Passage shown:
::::::::

Two reasons: 74 goals vs. 65 goals, and 352 goals in 8 years vs. 324 goals in 8 years.
What does this mean? Well, starting with the first statistic, that is the number of projected goals Auston Matthews is set to score this season against the highest total Alex Ovechkin produced in his first eight season in the NHL. Clearly, Auston Matthews is about to blow that Ovechkin total out of the water and he may even surpass that and enter the 80’s stratosphere…which hasn’t been seen since Brett Hull scored 84 goals with the St. Louis Blues back in the 1990-91 season.
And, the second stat is the total number of goals Auston Matthews has scored in his eight-year career thus far against the tally Ovechkin was able to score during his first eight season in the NHL.
And, yet again, Auston Matthews has a clear advantage over the Great 8 in this tally as he’s scored just under 30 goals MORE than Ovechkin did during the same timeframe of their, respective, careers. Yet, that total is only going to grow even bigger for Matthews has another 25ish games to bring his total in the 370’s or even 380’s.

::::::::

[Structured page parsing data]
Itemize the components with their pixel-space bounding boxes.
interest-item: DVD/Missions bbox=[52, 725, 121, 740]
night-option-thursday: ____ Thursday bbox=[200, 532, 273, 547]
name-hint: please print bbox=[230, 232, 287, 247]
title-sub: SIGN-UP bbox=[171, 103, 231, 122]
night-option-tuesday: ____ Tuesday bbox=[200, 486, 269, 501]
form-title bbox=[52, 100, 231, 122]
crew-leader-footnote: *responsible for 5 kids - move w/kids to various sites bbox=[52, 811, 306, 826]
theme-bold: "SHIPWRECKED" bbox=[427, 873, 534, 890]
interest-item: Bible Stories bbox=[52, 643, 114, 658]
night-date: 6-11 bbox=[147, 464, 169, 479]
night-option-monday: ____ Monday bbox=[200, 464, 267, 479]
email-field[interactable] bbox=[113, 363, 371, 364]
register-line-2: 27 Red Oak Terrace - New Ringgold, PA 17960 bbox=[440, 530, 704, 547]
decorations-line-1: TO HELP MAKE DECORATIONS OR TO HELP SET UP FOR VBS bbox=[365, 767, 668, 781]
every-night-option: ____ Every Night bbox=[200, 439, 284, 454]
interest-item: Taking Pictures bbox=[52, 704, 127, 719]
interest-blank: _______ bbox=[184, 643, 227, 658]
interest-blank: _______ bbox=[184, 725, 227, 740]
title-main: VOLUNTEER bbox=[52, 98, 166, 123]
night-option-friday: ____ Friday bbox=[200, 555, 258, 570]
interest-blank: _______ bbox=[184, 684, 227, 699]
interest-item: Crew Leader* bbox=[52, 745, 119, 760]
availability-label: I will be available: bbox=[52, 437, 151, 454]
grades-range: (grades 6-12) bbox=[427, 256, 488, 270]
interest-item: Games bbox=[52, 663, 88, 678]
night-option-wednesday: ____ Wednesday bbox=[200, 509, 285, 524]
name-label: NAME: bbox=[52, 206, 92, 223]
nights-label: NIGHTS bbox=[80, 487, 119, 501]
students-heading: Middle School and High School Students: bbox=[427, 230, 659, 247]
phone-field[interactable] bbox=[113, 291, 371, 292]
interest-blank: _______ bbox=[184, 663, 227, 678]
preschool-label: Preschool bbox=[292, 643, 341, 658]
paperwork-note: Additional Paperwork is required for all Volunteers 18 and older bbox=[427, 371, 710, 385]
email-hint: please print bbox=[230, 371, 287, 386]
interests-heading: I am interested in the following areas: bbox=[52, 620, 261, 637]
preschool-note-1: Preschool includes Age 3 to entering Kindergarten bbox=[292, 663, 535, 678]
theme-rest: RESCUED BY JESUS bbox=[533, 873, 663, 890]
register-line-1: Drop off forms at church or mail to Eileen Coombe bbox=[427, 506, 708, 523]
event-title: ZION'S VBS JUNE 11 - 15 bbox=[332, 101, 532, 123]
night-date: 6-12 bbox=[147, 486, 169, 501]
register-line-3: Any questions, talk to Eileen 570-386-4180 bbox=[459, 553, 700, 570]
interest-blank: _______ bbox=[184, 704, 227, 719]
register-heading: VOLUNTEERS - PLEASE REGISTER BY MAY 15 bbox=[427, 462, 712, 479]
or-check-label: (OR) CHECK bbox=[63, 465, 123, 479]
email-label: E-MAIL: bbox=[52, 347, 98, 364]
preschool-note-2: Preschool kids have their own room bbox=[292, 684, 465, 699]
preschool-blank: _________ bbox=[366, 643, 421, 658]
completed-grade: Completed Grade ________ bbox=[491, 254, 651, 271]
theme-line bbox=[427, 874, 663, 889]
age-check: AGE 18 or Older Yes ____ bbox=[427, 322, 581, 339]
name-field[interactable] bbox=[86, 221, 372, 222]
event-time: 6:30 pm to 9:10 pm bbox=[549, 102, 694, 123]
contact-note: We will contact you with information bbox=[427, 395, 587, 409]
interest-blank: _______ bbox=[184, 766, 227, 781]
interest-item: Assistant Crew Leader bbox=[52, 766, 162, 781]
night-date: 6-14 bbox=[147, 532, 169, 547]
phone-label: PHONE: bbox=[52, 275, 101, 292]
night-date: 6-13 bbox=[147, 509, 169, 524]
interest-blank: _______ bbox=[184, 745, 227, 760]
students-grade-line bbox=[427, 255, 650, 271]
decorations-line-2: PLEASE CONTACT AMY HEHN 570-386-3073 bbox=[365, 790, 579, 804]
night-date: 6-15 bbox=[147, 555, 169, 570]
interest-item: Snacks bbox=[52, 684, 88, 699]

::::::::

Task list:
1. According to the passage on Auston Matthews, how many goals did Brett Hull score with the St. Louis Blues in the 1990-91 season?
2. Please extract the part of the passage on Auston Matthews starting at "Two reasons: 74" and ending at "during his first eight season in the NHL.".

Answers in order:
1. 84 goals

2.
Two reasons: 74 goals vs. 65 goals, and 352 goals in 8 years vs. 324 goals in 8 years.
What does this mean? Well, starting with the first statistic, that is the number of projected goals Auston Matthews is set to score this season against the highest total Alex Ovechkin produced in his first eight season in the NHL. Clearly, Auston Matthews is about to blow that Ovechkin total out of the water and he may even surpass that and enter the 80’s stratosphere…which hasn’t been seen since Brett Hull scored 84 goals with the St. Louis Blues back in the 1990-91 season.
And, the second stat is the total number of goals Auston Matthews has scored in his eight-year career thus far against the tally Ovechkin was able to score during his first eight season in the NHL.